Формулировка задания 1
Оформите записи от строки с "List each element" до строки с "drawer-header: Member ✕: [170, 0, 426, 188]" включительно как CSV из двух столбцов, «запрос» и «ответ»: одна строка на каждый запрос, каждое значение помещается в одно поле в кавычках, а переносы строк заменяются пробелами. Изображения в ответ не включайте.

Текст
Второе надгробие возникло в 1461–1466 годах. Это — гробница кардинала Португальского в Сан Миньято, исполненная младшим братом Бернардо — Антонио Росселлино. Здесь тоже имеет место полихромия, пестрота материалов и красок. Так, рельеф «Мадонна» выступает на синем с золотом фоне; главная стена — из темно-красного порфира; зеленые, красные и белые пятна чередуются в мозаике постамента. Общая идея гробницы переносит всю сцену в сферу небесного видения. Всего важней в концепции Антонио Росселлино те черты, которые подготовляют переход к Высокому Ренессансу. Гробница Антонио Росселлино представляет собой уже не плоскую нишу, чисто декоративно вставленную в стену, но настоящую глубокую капеллу, причем фигура умершего на саркофаге разработана как круглая статуя и свободно поставлена в реальном пространстве капеллы. Осталось сделать последний шаг — преодолеть противоречие между реальной пластикой саркофага и иллюзорной пластикой ангелов — и пластический стиль Высокого Ренессанса найден.

Но вернемся опять к Бернардо Росселлино и Дезидерио да Сеттиньяно. Наряду с разработкой стенной гробницы им принадлежит еще изобретение новой декоративной формы стенного кивория. Особенно богатую и жизнерадостную композицию такого кивория Дезидерио дает в церкви Сан Лоренцо. Чрезвычайно характерна для Дезидерио, а вместе с тем и вообще для кватроченто, центральная часть кивория. Она изображает в рельефе глубокую залу с колоннами и коробовыми сводами. Из боковых дверей в нее устремляются поклоняющиеся ангелы. На задней стене залы, которая вместе с тем является дверцей кивория, сверкает связка золотых колосьев. В замысле Дезидерио ярко отразилась главная страсть художника кватроченто — страсть к оптической иллюзии.

Исходные данные
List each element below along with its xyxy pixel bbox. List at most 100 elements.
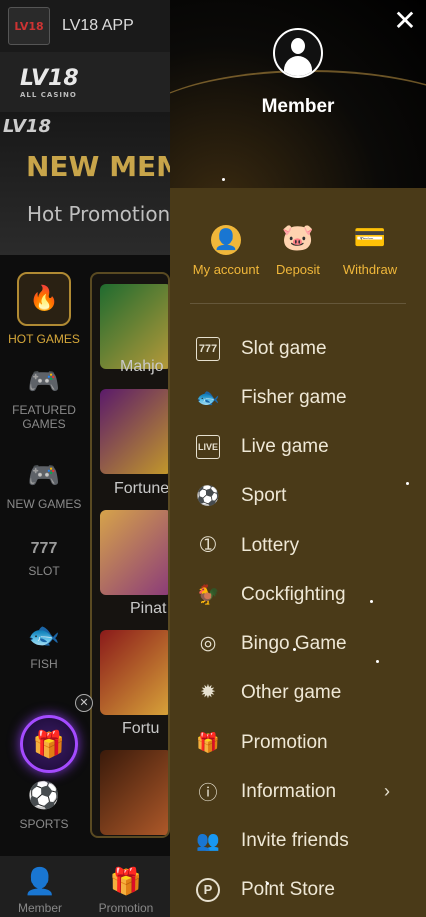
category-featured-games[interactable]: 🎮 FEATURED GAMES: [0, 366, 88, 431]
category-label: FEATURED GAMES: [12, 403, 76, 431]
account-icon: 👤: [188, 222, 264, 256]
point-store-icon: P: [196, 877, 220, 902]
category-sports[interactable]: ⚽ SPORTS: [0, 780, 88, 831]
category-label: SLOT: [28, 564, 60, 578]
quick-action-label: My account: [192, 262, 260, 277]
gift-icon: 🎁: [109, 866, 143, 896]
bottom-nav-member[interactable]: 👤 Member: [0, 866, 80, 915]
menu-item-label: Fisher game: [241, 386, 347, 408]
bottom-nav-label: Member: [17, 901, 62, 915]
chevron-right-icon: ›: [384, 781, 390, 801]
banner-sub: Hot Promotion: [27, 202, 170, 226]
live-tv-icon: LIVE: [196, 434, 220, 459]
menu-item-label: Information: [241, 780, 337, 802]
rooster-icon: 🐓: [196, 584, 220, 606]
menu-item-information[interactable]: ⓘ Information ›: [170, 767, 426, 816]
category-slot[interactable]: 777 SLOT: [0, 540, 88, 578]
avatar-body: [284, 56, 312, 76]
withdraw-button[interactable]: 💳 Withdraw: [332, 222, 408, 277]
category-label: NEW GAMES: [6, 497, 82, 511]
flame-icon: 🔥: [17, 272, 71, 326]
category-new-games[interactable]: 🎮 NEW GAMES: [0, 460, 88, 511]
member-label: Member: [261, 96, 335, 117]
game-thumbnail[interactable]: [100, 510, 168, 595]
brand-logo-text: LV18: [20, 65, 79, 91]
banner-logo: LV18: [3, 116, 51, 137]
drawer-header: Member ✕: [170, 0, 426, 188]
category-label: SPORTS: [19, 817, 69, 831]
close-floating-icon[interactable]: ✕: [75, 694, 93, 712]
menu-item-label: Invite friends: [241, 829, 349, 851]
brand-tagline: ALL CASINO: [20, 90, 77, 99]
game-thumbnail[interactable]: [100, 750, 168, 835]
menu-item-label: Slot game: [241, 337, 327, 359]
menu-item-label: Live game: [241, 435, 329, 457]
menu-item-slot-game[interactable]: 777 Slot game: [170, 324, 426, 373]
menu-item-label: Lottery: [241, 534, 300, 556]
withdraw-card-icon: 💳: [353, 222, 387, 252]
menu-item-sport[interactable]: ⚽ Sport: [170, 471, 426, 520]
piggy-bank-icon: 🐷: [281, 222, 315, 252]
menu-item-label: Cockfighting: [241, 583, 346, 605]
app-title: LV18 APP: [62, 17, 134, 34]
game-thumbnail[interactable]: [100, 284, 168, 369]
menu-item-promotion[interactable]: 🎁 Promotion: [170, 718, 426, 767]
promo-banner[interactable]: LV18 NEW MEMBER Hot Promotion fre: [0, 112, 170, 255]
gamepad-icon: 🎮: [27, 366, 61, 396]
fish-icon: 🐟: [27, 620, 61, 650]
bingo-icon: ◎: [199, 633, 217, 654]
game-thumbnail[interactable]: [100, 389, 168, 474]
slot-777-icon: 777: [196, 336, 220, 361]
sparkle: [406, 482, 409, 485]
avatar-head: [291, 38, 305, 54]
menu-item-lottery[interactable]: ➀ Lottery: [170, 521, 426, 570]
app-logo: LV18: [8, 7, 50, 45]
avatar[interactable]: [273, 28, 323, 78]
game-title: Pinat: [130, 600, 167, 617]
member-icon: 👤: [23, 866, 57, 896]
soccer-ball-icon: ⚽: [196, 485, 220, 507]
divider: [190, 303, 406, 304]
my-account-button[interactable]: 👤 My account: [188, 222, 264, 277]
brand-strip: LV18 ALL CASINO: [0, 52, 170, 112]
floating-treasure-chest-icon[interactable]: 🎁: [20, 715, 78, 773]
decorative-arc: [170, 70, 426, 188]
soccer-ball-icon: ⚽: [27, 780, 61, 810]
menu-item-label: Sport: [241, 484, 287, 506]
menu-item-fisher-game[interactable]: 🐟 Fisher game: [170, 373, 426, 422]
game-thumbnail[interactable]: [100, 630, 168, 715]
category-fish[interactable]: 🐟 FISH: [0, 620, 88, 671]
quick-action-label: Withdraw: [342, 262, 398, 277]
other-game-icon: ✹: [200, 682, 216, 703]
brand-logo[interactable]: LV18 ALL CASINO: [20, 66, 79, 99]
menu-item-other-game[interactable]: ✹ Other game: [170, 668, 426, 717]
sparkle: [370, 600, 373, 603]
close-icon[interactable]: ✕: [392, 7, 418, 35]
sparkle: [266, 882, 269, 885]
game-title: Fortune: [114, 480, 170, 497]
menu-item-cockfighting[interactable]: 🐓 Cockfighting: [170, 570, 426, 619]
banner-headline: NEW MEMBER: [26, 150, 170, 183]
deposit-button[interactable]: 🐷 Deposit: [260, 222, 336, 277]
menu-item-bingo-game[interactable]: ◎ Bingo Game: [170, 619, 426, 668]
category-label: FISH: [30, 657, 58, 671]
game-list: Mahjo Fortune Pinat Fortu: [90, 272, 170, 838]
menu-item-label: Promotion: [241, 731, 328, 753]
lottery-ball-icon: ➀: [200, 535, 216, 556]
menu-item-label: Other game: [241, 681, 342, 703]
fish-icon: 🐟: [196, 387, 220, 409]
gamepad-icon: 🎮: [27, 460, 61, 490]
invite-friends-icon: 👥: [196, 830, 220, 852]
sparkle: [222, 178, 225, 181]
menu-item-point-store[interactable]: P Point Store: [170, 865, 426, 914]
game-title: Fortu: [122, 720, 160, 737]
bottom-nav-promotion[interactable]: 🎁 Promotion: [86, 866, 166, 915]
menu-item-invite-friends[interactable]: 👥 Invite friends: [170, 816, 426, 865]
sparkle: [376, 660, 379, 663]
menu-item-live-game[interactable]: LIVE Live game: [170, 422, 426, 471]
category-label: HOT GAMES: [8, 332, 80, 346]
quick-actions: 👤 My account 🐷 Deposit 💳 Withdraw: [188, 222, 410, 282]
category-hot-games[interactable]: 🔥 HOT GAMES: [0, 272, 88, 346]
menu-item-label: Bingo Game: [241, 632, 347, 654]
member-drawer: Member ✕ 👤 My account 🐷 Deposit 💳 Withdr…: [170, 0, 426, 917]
...
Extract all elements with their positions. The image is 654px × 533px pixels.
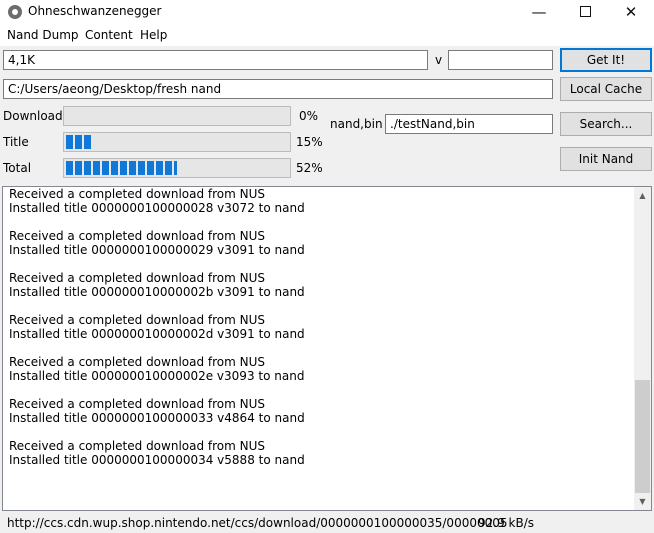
* * *
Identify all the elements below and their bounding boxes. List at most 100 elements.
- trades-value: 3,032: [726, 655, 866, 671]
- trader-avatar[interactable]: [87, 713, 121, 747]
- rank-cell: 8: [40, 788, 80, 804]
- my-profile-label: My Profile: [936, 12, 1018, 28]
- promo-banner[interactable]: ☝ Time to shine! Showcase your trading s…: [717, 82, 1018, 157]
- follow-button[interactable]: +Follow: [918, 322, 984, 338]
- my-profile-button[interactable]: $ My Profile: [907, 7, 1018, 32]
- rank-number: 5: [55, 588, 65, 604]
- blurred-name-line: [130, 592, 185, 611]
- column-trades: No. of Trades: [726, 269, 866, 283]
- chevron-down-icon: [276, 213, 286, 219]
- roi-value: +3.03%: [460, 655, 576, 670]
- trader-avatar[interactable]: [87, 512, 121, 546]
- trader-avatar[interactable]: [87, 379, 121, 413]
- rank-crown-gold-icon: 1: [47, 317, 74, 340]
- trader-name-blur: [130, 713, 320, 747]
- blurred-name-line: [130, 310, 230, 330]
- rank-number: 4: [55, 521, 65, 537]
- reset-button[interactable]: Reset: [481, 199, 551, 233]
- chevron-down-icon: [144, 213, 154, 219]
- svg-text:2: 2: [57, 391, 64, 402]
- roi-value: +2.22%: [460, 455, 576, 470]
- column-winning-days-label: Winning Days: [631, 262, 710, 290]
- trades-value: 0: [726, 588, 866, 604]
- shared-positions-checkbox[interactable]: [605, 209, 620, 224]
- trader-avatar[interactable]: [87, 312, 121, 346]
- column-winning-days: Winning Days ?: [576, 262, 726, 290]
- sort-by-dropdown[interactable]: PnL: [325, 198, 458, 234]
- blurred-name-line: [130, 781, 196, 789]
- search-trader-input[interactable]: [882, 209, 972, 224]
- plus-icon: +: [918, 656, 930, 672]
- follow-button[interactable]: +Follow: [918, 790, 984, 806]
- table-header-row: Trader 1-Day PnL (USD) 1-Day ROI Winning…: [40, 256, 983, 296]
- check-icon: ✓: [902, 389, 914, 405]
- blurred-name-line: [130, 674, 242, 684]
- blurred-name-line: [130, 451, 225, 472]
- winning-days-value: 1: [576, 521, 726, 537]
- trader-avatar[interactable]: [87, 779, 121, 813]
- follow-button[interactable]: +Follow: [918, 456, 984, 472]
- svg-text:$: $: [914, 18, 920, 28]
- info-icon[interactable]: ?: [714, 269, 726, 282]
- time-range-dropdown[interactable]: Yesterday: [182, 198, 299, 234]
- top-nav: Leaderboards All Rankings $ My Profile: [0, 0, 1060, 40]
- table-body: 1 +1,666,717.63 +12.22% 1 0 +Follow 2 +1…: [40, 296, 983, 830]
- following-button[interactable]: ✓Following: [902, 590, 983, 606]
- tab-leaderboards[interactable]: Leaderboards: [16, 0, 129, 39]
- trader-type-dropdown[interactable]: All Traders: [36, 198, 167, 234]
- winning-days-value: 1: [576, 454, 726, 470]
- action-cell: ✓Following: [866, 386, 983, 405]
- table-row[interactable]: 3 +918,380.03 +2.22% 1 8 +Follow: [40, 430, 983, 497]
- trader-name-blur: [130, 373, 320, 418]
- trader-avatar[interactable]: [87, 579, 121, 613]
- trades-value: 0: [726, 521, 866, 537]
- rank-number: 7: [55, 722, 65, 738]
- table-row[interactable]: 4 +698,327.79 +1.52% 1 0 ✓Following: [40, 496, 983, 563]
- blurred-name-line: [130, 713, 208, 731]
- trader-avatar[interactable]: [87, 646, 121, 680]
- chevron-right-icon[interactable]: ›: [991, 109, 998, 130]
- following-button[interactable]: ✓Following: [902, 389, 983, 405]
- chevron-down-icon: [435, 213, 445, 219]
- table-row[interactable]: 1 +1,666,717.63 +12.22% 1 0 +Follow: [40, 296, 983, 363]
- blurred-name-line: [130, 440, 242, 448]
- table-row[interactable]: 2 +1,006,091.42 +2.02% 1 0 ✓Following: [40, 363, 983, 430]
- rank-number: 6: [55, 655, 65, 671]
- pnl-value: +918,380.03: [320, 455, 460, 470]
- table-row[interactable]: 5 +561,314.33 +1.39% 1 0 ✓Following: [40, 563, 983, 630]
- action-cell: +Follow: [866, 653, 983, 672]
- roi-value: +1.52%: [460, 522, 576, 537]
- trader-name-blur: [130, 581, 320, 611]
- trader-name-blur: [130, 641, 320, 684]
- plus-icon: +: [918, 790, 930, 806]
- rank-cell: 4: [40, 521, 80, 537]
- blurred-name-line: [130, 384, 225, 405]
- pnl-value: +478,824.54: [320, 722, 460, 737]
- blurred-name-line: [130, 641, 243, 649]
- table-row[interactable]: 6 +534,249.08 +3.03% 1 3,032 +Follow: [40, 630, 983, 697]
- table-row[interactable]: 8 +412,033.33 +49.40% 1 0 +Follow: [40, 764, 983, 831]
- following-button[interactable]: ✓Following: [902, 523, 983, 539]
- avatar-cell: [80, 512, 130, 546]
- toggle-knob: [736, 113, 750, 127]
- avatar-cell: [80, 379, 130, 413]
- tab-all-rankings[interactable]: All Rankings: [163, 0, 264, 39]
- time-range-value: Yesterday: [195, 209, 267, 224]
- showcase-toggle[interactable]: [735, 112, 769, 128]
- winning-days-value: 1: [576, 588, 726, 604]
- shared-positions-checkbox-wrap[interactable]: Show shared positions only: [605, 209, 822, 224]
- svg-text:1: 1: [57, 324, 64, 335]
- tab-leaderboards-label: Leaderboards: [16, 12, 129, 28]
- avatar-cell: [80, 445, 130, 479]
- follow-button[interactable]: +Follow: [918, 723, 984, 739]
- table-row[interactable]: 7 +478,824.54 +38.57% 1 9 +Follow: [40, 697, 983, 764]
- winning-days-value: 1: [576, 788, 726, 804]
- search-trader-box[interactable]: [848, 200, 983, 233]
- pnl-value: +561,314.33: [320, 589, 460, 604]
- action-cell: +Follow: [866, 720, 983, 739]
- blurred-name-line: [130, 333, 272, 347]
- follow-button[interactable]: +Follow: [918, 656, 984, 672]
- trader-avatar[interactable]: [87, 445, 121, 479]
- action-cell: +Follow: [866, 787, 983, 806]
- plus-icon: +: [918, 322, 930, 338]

Формулировка задания 2
Замените "кватроченто" на "Раннего Возрождения" во фрагменте текста о гробницах и кивориях от слов "Но вернемся опять" до слов "к оптической иллюзии." и приведите этот фрагмент целиком.

Письменный ответ 1
запрос,ответ
"List each element below along with its xyxy pixel bbox. List at most 100 elements.","category-featured-games[interactable]: 🎮 FEATURED GAMES: [0, 366, 88, 431] category-label: FEATURED GAMES: [12, 403, 76, 431] account-icon: 👤: [188, 222, 264, 256] point-store-icon: P: [196, 877, 220, 902] category-sports[interactable]: ⚽ SPORTS: [0, 780, 88, 831] category-label: SLOT: [28, 564, 60, 578] quick-action-label: My account: [192, 262, 260, 277] gift-icon: 🎁: [109, 866, 143, 896] bottom-nav-member[interactable]: 👤 Member: [0, 866, 80, 915] menu-item-label: Fisher game: [241, 386, 347, 408] bottom-nav-label: Member: [17, 901, 62, 915] chevron-right-icon: ›: [384, 781, 390, 801] banner-sub: Hot Promotion: [27, 202, 170, 226] live-tv-icon: LIVE: [196, 434, 220, 459] menu-item-label: Information: [241, 780, 337, 802] rooster-icon: 🐓: [196, 584, 220, 606] menu-item-information[interactable]: ⓘ Information ›: [170, 767, 426, 816] category-slot[interactable]: 777 SLOT: [0, 540, 88, 578] avatar-body: [284, 56, 312, 76] withdraw-button[interactable]: 💳 Withdraw: [332, 222, 408, 277] category-label: NEW GAMES: [6, 497, 82, 511] flame-icon: 🔥: [17, 272, 71, 326] category-new-games[interactable]: 🎮 NEW GAMES: [0, 460, 88, 511] member-label: Member: [261, 96, 335, 117] game-thumbnail[interactable]: [100, 510, 168, 595] brand-logo-text: LV18: [20, 65, 79, 91] banner-logo: LV18: [3, 116, 51, 137] drawer-header: Member ✕: [170, 0, 426, 188]"

Письменный ответ 2
Но вернемся опять к Бернардо Росселлино и Дезидерио да Сеттиньяно. Наряду с разработкой стенной гробницы им принадлежит еще изобретение новой декоративной формы стенного кивория. Особенно богатую и жизнерадостную композицию такого кивория Дезидерио дает в церкви Сан Лоренцо. Чрезвычайно характерна для Дезидерио, а вместе с тем и вообще для Раннего Возрождения, центральная часть кивория. Она изображает в рельефе глубокую залу с колоннами и коробовыми сводами. Из боковых дверей в нее устремляются поклоняющиеся ангелы. На задней стене залы, которая вместе с тем является дверцей кивория, сверкает связка золотых колосьев. В замысле Дезидерио ярко отразилась главная страсть художника Раннего Возрождения — страсть к оптической иллюзии.